Instructions to follow:
Give the number of lines in the data that hold the string "steel". Nothing else is needed.
● ● ● ●
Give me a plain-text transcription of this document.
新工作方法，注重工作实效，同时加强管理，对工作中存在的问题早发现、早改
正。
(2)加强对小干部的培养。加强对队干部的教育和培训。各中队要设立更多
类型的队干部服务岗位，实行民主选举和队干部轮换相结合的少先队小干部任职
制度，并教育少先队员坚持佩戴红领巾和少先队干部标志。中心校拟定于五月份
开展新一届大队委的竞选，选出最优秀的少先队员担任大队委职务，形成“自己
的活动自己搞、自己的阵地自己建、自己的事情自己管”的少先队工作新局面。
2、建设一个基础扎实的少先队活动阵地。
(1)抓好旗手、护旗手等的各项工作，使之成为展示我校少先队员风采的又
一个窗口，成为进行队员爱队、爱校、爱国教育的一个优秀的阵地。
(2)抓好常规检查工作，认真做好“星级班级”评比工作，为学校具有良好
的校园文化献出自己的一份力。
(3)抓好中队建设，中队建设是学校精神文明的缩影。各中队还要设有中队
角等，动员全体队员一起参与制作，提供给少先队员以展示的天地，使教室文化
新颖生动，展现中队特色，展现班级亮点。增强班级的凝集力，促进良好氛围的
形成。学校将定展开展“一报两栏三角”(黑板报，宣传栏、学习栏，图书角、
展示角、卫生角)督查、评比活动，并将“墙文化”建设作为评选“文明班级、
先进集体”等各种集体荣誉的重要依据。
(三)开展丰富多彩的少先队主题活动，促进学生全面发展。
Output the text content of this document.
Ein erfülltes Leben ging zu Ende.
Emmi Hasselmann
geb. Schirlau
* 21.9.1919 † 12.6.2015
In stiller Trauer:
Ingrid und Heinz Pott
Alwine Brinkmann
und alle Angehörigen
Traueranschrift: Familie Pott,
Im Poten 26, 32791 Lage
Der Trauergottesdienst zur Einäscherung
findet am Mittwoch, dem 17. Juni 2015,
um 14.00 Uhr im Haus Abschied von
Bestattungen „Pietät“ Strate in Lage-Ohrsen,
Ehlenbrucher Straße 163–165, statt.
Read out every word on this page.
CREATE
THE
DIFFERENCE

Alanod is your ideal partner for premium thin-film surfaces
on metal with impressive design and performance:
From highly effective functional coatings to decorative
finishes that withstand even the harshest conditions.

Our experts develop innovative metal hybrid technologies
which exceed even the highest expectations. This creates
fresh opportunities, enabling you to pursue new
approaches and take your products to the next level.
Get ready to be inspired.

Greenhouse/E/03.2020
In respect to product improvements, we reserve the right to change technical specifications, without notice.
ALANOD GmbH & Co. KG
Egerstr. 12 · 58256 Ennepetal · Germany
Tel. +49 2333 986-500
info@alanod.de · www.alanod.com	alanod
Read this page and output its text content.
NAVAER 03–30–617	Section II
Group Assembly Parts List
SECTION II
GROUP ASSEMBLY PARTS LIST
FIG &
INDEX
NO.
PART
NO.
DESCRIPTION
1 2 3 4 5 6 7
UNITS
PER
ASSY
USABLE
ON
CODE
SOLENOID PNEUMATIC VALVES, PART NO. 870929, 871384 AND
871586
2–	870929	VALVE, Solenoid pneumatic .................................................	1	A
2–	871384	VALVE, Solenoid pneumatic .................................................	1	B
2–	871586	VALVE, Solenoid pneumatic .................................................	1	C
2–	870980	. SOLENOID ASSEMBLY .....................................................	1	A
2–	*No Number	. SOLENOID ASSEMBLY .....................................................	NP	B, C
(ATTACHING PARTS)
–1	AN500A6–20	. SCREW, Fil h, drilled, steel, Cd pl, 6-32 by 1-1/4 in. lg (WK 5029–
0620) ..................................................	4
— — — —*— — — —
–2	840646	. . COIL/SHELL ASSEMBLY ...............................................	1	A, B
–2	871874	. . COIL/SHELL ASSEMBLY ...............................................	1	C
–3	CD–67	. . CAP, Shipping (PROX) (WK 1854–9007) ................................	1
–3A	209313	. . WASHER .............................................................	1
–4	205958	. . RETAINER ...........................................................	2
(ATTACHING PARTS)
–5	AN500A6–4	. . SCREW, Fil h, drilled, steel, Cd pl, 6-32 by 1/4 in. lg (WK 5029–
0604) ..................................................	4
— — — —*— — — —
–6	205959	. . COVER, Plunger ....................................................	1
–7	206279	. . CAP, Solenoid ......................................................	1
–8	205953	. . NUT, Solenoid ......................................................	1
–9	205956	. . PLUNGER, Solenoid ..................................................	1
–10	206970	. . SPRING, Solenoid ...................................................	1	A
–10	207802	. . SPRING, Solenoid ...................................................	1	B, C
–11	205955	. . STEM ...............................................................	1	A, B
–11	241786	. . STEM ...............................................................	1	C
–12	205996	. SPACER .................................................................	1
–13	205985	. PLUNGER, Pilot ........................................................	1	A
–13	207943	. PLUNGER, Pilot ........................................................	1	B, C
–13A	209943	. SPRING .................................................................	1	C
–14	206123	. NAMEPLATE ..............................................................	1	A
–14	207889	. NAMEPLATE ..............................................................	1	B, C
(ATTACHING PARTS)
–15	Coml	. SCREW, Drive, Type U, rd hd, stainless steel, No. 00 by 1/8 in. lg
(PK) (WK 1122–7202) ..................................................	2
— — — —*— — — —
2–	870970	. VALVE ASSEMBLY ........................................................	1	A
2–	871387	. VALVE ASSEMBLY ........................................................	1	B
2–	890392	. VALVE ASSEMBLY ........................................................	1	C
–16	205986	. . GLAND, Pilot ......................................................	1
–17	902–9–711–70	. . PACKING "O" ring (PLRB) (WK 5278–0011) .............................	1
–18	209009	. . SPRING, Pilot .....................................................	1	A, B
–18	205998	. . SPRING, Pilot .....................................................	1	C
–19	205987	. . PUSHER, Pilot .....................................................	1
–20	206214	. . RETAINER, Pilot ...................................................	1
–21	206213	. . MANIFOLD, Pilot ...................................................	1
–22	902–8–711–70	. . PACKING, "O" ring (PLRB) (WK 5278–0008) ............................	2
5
● ● ● ●
Complete output:
3